>> begin

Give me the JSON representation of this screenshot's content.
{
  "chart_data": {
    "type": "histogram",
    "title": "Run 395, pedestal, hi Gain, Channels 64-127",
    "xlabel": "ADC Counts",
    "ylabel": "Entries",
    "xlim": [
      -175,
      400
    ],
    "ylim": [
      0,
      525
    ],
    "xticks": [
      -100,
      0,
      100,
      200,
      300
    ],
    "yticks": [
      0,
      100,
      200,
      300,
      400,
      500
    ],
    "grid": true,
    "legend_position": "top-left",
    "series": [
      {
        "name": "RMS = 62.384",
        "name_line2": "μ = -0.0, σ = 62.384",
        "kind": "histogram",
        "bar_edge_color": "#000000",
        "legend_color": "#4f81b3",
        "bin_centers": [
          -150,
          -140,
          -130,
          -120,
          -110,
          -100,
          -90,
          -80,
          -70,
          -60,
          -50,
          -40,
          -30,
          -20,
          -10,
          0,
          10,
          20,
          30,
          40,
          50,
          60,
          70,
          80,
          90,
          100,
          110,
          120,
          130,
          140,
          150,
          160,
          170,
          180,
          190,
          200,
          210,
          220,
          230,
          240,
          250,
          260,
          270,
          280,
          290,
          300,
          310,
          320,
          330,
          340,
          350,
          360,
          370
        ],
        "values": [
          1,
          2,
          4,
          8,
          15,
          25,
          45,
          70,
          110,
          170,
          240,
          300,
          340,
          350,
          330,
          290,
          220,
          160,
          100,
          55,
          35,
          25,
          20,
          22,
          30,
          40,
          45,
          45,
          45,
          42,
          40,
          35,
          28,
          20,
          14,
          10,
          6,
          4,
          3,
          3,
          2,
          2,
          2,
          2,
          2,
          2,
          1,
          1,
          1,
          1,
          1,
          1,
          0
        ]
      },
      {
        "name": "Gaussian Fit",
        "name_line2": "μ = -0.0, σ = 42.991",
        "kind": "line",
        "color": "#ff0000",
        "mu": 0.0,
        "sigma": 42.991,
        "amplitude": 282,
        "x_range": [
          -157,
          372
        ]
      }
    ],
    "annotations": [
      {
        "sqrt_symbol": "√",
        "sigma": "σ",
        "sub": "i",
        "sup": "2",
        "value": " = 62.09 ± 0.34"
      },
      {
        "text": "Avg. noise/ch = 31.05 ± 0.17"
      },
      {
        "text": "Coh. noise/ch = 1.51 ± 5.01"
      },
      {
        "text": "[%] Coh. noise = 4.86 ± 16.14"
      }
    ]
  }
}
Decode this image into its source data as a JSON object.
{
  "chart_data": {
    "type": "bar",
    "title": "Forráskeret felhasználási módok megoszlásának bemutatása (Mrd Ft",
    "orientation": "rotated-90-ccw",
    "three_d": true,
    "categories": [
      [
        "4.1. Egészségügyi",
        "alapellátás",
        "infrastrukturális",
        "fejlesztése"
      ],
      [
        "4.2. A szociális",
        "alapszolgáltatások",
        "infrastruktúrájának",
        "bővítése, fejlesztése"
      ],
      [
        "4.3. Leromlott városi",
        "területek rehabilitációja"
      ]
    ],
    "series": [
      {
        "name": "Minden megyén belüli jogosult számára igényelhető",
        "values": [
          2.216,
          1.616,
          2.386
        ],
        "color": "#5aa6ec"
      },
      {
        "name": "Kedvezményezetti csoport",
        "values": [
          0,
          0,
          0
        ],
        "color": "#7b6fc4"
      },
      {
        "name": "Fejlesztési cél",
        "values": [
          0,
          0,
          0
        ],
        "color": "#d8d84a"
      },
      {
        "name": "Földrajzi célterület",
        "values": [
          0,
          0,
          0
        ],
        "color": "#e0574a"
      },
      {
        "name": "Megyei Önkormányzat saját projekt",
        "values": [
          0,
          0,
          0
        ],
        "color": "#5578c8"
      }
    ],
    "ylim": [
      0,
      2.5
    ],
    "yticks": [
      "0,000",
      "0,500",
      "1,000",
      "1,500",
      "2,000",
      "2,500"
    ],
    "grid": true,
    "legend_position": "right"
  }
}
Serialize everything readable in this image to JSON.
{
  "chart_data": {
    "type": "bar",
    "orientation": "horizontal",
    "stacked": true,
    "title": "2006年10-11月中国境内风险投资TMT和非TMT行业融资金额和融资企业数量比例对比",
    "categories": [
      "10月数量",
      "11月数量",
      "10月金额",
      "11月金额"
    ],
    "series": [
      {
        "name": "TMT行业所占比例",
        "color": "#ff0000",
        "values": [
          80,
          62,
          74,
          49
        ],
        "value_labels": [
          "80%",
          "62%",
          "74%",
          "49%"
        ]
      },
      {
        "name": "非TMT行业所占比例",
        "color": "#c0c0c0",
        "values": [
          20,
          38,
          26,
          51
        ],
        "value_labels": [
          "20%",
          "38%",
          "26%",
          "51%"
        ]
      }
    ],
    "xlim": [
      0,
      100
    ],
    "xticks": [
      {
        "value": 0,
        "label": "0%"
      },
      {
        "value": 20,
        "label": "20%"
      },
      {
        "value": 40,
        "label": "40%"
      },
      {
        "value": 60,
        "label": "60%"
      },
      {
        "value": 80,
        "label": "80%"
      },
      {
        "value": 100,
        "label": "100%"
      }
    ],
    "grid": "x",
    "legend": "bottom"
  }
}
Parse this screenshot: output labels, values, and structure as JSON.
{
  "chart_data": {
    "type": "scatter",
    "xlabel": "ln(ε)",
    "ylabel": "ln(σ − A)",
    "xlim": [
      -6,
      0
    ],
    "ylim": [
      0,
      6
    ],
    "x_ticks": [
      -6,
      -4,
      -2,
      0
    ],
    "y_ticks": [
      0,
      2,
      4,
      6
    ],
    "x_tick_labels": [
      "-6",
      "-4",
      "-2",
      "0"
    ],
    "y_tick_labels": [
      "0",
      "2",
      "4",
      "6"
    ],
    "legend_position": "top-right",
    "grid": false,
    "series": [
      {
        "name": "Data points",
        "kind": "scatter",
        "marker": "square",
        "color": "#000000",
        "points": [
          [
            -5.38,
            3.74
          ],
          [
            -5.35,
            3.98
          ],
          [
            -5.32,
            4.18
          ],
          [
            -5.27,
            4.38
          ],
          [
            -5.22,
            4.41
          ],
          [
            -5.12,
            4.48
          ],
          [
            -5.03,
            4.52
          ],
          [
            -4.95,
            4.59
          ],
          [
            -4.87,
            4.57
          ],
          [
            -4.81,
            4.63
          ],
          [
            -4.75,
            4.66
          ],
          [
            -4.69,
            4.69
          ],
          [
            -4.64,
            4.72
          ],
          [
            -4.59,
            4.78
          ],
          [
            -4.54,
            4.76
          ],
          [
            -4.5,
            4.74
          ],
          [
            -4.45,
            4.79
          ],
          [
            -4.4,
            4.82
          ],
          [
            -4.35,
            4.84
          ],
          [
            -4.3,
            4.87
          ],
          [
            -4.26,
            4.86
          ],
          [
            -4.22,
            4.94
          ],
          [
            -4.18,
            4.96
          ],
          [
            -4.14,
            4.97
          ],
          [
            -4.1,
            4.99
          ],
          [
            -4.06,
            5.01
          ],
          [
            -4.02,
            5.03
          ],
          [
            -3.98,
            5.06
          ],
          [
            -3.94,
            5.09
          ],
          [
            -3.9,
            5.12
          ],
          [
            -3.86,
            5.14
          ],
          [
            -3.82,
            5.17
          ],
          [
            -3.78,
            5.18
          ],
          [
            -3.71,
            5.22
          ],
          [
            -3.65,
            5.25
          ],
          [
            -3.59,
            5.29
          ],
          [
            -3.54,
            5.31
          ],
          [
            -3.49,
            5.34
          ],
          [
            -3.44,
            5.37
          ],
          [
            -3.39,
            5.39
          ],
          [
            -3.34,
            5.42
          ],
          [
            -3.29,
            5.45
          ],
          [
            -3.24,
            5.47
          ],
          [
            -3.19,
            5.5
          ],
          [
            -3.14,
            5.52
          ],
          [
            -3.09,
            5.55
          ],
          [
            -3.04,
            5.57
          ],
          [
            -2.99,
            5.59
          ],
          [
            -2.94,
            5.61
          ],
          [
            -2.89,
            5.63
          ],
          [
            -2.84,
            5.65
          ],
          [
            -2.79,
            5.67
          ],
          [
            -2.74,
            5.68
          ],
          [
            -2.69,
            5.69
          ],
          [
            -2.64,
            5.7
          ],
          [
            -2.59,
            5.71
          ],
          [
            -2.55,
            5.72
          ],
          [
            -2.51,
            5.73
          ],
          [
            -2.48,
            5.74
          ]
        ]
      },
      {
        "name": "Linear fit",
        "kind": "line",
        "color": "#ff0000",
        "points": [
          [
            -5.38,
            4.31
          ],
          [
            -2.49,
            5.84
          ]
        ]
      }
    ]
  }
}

>> end

# SHORT EXERCISE
Give the count of lines in the listing above that include "orientation", with no other words.

# TASK RESULT
2